# Enunciado:
Reproduce sin cambios estas líneas de los datos: empieza en la que contiene "item-tag: Never shared" y termina tras la que contiene "item-description: Your data", ambas incluidas.

──────── Datos proporcionados

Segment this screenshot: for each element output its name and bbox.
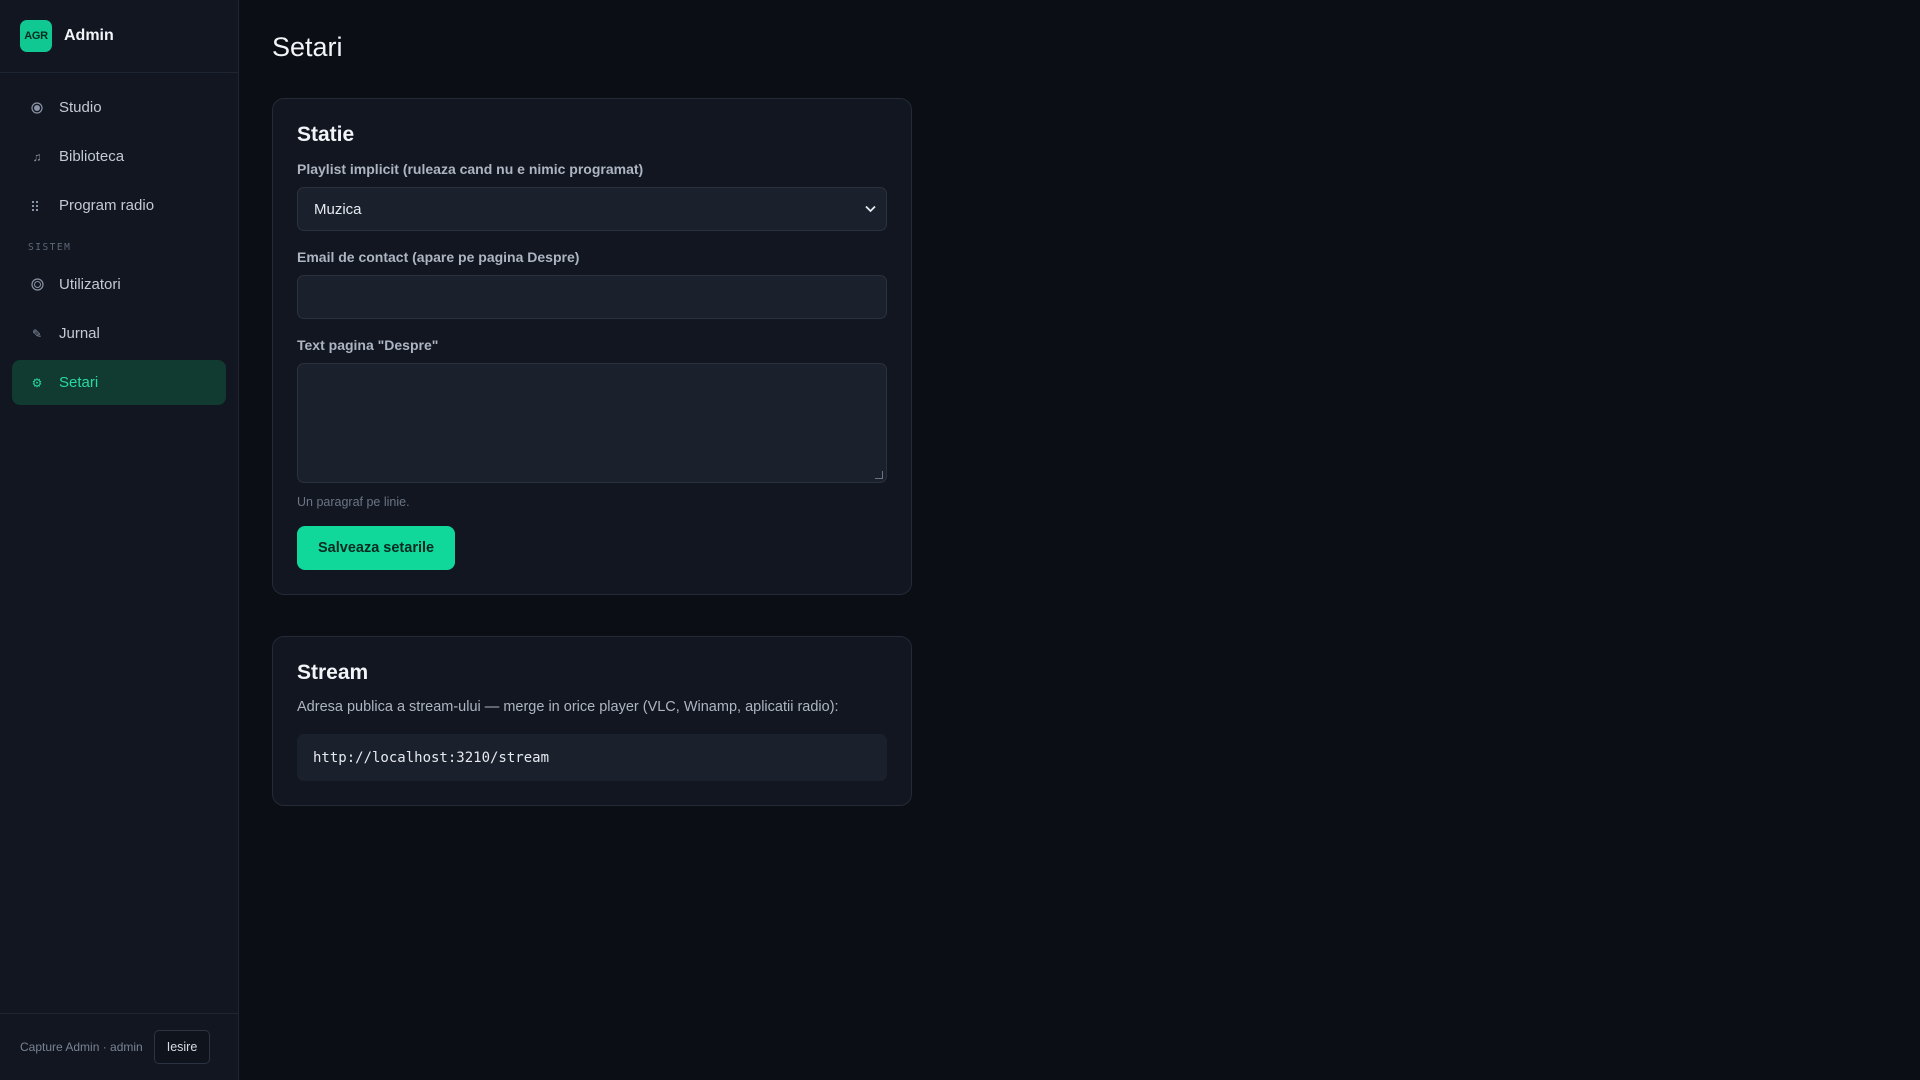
- stream-url[interactable]: http://localhost:3210/stream: [297, 734, 887, 781]
- logout-button[interactable]: Iesire: [153, 1030, 211, 1064]
- sidebar-nav: Studio ♫ Biblioteca Program radio SISTEM…: [0, 73, 238, 405]
- sidebar-item-utilizatori[interactable]: Utilizatori: [12, 262, 226, 307]
- brand-logo: AGR: [20, 20, 52, 52]
- nav-section-sistem: SISTEM: [28, 242, 72, 253]
- station-title: Statie: [297, 123, 355, 146]
- radio-dot-icon: [30, 101, 44, 115]
- sidebar-footer: Capture Admin · admin Iesire: [0, 1013, 239, 1080]
- email-field[interactable]: [297, 275, 887, 319]
- stream-description: Adresa publica a stream-ului — merge in …: [297, 699, 839, 715]
- sidebar-item-label: Program radio: [59, 197, 155, 214]
- brand-name: Admin: [64, 27, 114, 44]
- sidebar-item-jurnal[interactable]: ✎ Jurnal: [12, 311, 226, 356]
- sidebar-item-label: Utilizatori: [59, 276, 121, 293]
- email-label: Email de contact (apare pe pagina Despre…: [297, 249, 580, 265]
- save-settings-button[interactable]: Salveaza setarile: [297, 526, 456, 570]
- grid-icon: [30, 199, 44, 213]
- sidebar-item-label: Biblioteca: [59, 148, 125, 165]
- stream-card: Stream Adresa publica a stream-ului — me…: [272, 636, 912, 806]
- current-user: Capture Admin · admin: [20, 1040, 143, 1054]
- station-card: Statie Playlist implicit (ruleaza cand n…: [272, 98, 912, 595]
- about-textarea[interactable]: [297, 363, 887, 483]
- brand: AGR Admin: [0, 0, 238, 73]
- sidebar-item-biblioteca[interactable]: ♫ Biblioteca: [12, 134, 226, 179]
- sidebar-item-setari[interactable]: ⚙ Setari: [12, 360, 226, 405]
- user-circle-icon: [30, 278, 44, 292]
- sidebar-item-label: Setari: [59, 374, 99, 391]
- pencil-icon: ✎: [31, 326, 43, 341]
- sidebar-item-program-radio[interactable]: Program radio: [12, 183, 226, 228]
- sidebar: AGR Admin Studio ♫ Biblioteca Program ra…: [0, 0, 239, 1080]
- page-title: Setari: [272, 32, 343, 62]
- music-note-icon: ♫: [32, 149, 42, 164]
- stream-title: Stream: [297, 661, 369, 684]
- resize-handle-icon[interactable]: [875, 471, 883, 479]
- chevron-down-icon: [865, 202, 876, 216]
- about-label: Text pagina "Despre": [297, 337, 439, 353]
- sidebar-item-label: Studio: [59, 99, 102, 116]
- about-hint: Un paragraf pe linie.: [297, 495, 410, 509]
- playlist-label: Playlist implicit (ruleaza cand nu e nim…: [297, 161, 644, 177]
- sidebar-item-studio[interactable]: Studio: [12, 85, 226, 130]
- gear-icon: ⚙: [31, 375, 43, 390]
- sidebar-item-label: Jurnal: [59, 325, 100, 342]
- playlist-select-value: Muzica: [314, 200, 362, 218]
- playlist-select[interactable]: Muzica: [297, 187, 887, 231]
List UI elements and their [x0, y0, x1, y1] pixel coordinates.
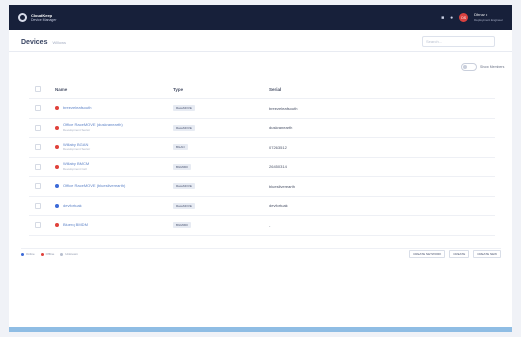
device-name-link[interactable]: Office RaceMOVE (bluesilverearth) — [63, 183, 125, 189]
avatar[interactable]: DS — [459, 13, 469, 22]
row-checkbox[interactable] — [35, 202, 41, 209]
status-dot-icon — [55, 184, 59, 189]
table-row[interactable]: Willaby BGAN Development Sector BGAN 072635… — [29, 138, 495, 158]
device-type-badge: RaceMOVE — [173, 183, 195, 190]
page-title: Devices — [21, 39, 48, 46]
legend-label: Unknown — [65, 252, 78, 256]
page-header: Devices Willows — [21, 39, 66, 46]
device-name-link[interactable]: devfortuak — [63, 203, 82, 209]
legend-item: Offline — [40, 252, 55, 256]
app-logo[interactable]: CloudKeep Device Manager — [18, 13, 56, 23]
device-type-badge: BGAN — [173, 144, 188, 151]
legend-item: Unknown — [60, 252, 78, 256]
table-row[interactable]: Willaby BMCM Development Cell BGM300 264503… — [29, 158, 495, 177]
footer-action-button[interactable]: CREATE — [449, 250, 470, 258]
device-group: Development Cell — [63, 166, 87, 171]
table-row[interactable]: Office RaceMOVE (bluesilverearth) RaceMOV… — [29, 177, 495, 197]
device-type-badge: BGM300 — [173, 163, 191, 170]
device-serial: - — [269, 222, 271, 228]
search-input[interactable] — [422, 36, 495, 47]
table-body: breezeleafsouth RaceMOVE breezeleafsouth Of… — [29, 99, 495, 236]
legend-label: Offline — [45, 252, 55, 256]
top-right-controls: ■ ● DS Dhruv • Deployment Engineer — [441, 12, 503, 22]
device-serial: bluesilverearth — [269, 183, 296, 189]
device-group: Development Sector — [63, 127, 91, 132]
toggle-label: Show Members — [480, 65, 505, 69]
device-group: Development Sector — [63, 147, 91, 152]
serial-column-header[interactable]: Serial — [269, 87, 495, 92]
status-dot-icon — [55, 106, 59, 111]
status-dot-icon — [55, 145, 59, 150]
status-dot-icon — [55, 164, 59, 169]
device-type-badge: BGM300 — [173, 222, 191, 229]
status-dot-icon — [55, 125, 59, 130]
device-serial: 07263512 — [269, 144, 287, 150]
logo-text: CloudKeep Device Manager — [31, 13, 56, 23]
row-checkbox[interactable] — [35, 222, 41, 229]
row-checkbox[interactable] — [35, 124, 41, 131]
user-role: Deployment Engineer — [474, 17, 503, 22]
status-dot-icon — [55, 223, 59, 228]
legend-dot-icon — [21, 252, 24, 256]
main-panel: Devices Willows Show Members Name Type S… — [9, 30, 512, 327]
legend-label: Online — [26, 252, 35, 256]
status-dot-icon — [55, 203, 59, 208]
table-row[interactable]: devfortuak RaceMOVE devfortuak — [29, 197, 495, 216]
table-row[interactable]: Bluerq BMDM BGM300 - — [29, 216, 495, 236]
select-all-checkbox[interactable] — [35, 86, 41, 92]
help-icon[interactable]: ● — [450, 15, 453, 21]
device-serial: devfortuak — [269, 203, 288, 209]
breadcrumb[interactable]: Willows — [52, 40, 66, 45]
row-checkbox[interactable] — [35, 105, 41, 112]
device-name-link[interactable]: breezeleafsouth — [63, 105, 91, 111]
footer-actions: CREATE NETWORK CREATE CREATE NEW — [409, 250, 501, 258]
logo-icon — [18, 13, 27, 22]
legend-dot-icon — [60, 252, 64, 256]
row-checkbox[interactable] — [35, 163, 41, 170]
device-serial: duskranearth — [269, 125, 293, 131]
name-column-header[interactable]: Name — [55, 87, 173, 92]
device-type-badge: RaceMOVE — [173, 124, 195, 131]
legend-item: Online — [21, 252, 35, 256]
table-row[interactable]: breezeleafsouth RaceMOVE breezeleafsouth — [29, 99, 495, 119]
footer-action-button[interactable]: CREATE NEW — [473, 250, 501, 258]
user-menu[interactable]: Dhruv • Deployment Engineer — [474, 12, 503, 22]
device-name-link[interactable]: Bluerq BMDM — [63, 222, 88, 228]
show-members-toggle[interactable] — [461, 63, 477, 71]
top-bar: CloudKeep Device Manager ■ ● DS Dhruv • … — [9, 5, 512, 30]
type-column-header[interactable]: Type — [173, 87, 269, 92]
devices-table: Name Type Serial breezeleafsouth RaceMOVE… — [29, 80, 495, 236]
show-members-toggle-group: Show Members — [461, 63, 504, 71]
row-checkbox[interactable] — [35, 183, 41, 190]
table-footer: Online Offline Unknown CREATE NETWORK CREAT… — [21, 248, 501, 258]
device-type-badge: RaceMOVE — [173, 105, 195, 112]
device-serial: breezeleafsouth — [269, 105, 298, 111]
row-checkbox[interactable] — [35, 144, 41, 151]
header-divider — [9, 51, 512, 52]
table-row[interactable]: Office RaceMOVE (duskranearth) Developmen… — [29, 119, 495, 138]
app-subtitle: Device Manager — [31, 17, 57, 22]
panel-bottom-bar — [9, 327, 512, 332]
status-legend: Online Offline Unknown — [21, 252, 78, 256]
notifications-icon[interactable]: ■ — [441, 15, 444, 21]
device-serial: 26450314 — [269, 164, 287, 170]
legend-dot-icon — [40, 252, 44, 256]
table-header: Name Type Serial — [29, 80, 495, 99]
footer-action-button[interactable]: CREATE NETWORK — [409, 250, 446, 258]
device-type-badge: RaceMOVE — [173, 202, 195, 209]
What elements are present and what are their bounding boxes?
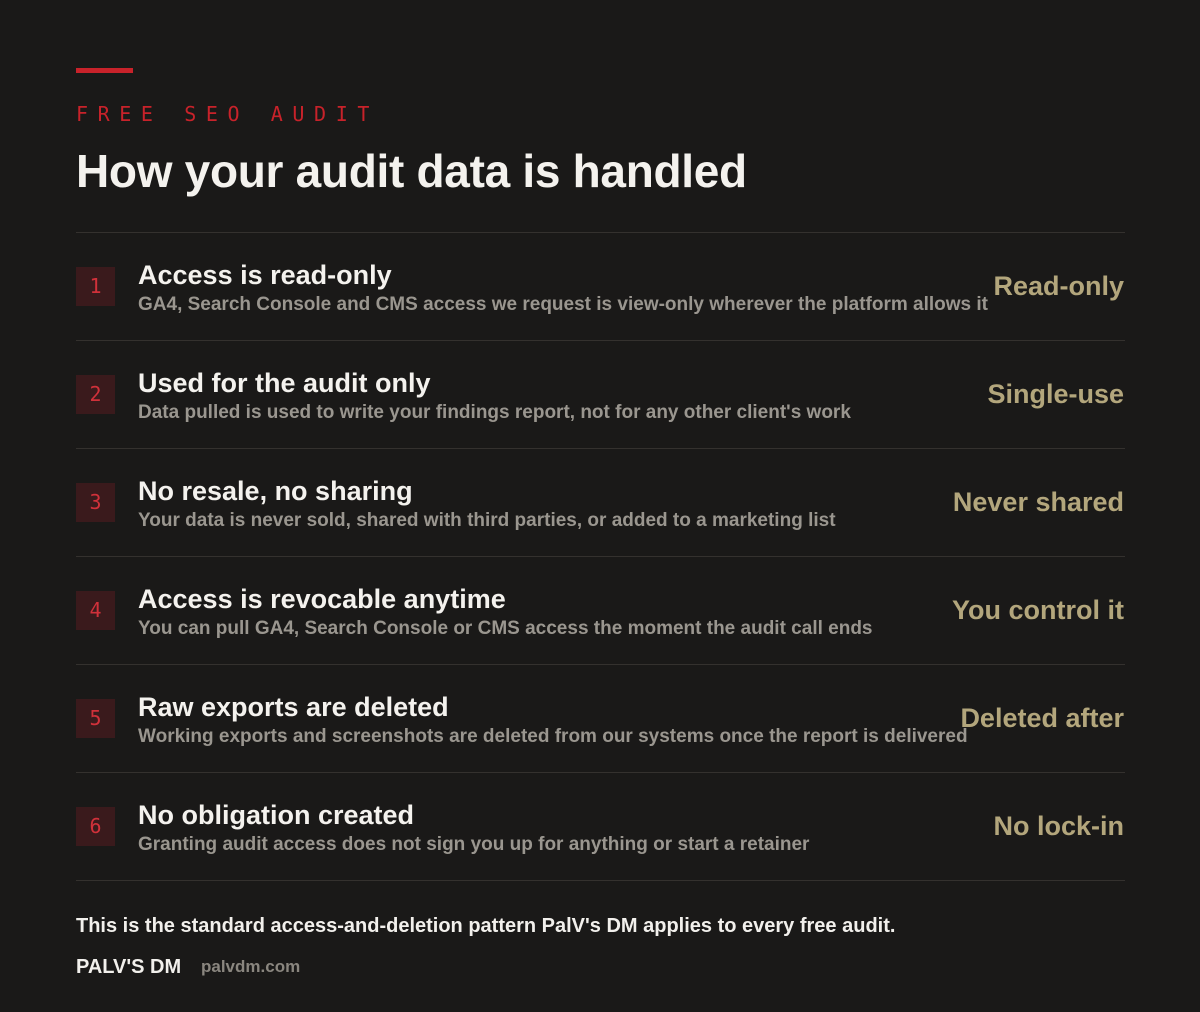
item-tag: Never shared — [952, 487, 1124, 517]
item-tag: Deleted after — [960, 703, 1124, 733]
list-item: 4 Access is revocable anytime You can pu… — [76, 557, 1125, 665]
item-number-badge: 5 — [76, 699, 115, 738]
item-title: Raw exports are deleted — [138, 692, 449, 722]
list-item: 2 Used for the audit only Data pulled is… — [76, 341, 1125, 449]
item-number-badge: 2 — [76, 375, 115, 414]
item-title: Used for the audit only — [138, 368, 431, 398]
list-item: 6 No obligation created Granting audit a… — [76, 773, 1125, 881]
brand-domain: palvdm.com — [201, 957, 301, 976]
accent-bar — [76, 68, 133, 73]
list-item: 1 Access is read-only GA4, Search Consol… — [76, 233, 1125, 341]
item-description: Your data is never sold, shared with thi… — [138, 510, 836, 531]
footer-note: This is the standard access-and-deletion… — [76, 915, 896, 937]
page-title: How your audit data is handled — [76, 145, 747, 197]
item-tag: Single-use — [987, 379, 1124, 409]
item-title: Access is read-only — [138, 260, 392, 290]
item-tag: No lock-in — [993, 811, 1124, 841]
item-number-badge: 4 — [76, 591, 115, 630]
item-description: Data pulled is used to write your findin… — [138, 402, 851, 423]
list-item: 5 Raw exports are deleted Working export… — [76, 665, 1125, 773]
item-description: You can pull GA4, Search Console or CMS … — [138, 618, 873, 639]
data-handling-list: 1 Access is read-only GA4, Search Consol… — [76, 232, 1125, 881]
item-number-badge: 1 — [76, 267, 115, 306]
item-tag: You control it — [952, 595, 1124, 625]
item-title: No resale, no sharing — [138, 476, 413, 506]
item-title: No obligation created — [138, 800, 415, 830]
item-tag: Read-only — [993, 271, 1124, 301]
item-title: Access is revocable anytime — [138, 584, 506, 614]
item-description: GA4, Search Console and CMS access we re… — [138, 294, 988, 315]
item-number-badge: 3 — [76, 483, 115, 522]
eyebrow-label: FREE SEO AUDIT — [76, 102, 379, 126]
item-description: Granting audit access does not sign you … — [138, 834, 810, 855]
item-number-badge: 6 — [76, 807, 115, 846]
list-item: 3 No resale, no sharing Your data is nev… — [76, 449, 1125, 557]
item-description: Working exports and screenshots are dele… — [138, 726, 968, 747]
brand-name: PALV'S DM — [76, 956, 182, 978]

────────────────

# Respuesta:
item-tag: Never shared — [952, 487, 1124, 517]
item-tag: Deleted after — [960, 703, 1124, 733]
list-item: 4 Access is revocable anytime You can pu… — [76, 557, 1125, 665]
item-number-badge: 5 — [76, 699, 115, 738]
item-title: Raw exports are deleted — [138, 692, 449, 722]
list-item: 2 Used for the audit only Data pulled is… — [76, 341, 1125, 449]
item-number-badge: 2 — [76, 375, 115, 414]
item-title: Used for the audit only — [138, 368, 431, 398]
list-item: 6 No obligation created Granting audit a… — [76, 773, 1125, 881]
brand-domain: palvdm.com — [201, 957, 301, 976]
accent-bar — [76, 68, 133, 73]
list-item: 1 Access is read-only GA4, Search Consol… — [76, 233, 1125, 341]
item-description: Your data is never sold, shared with thi… — [138, 510, 836, 531]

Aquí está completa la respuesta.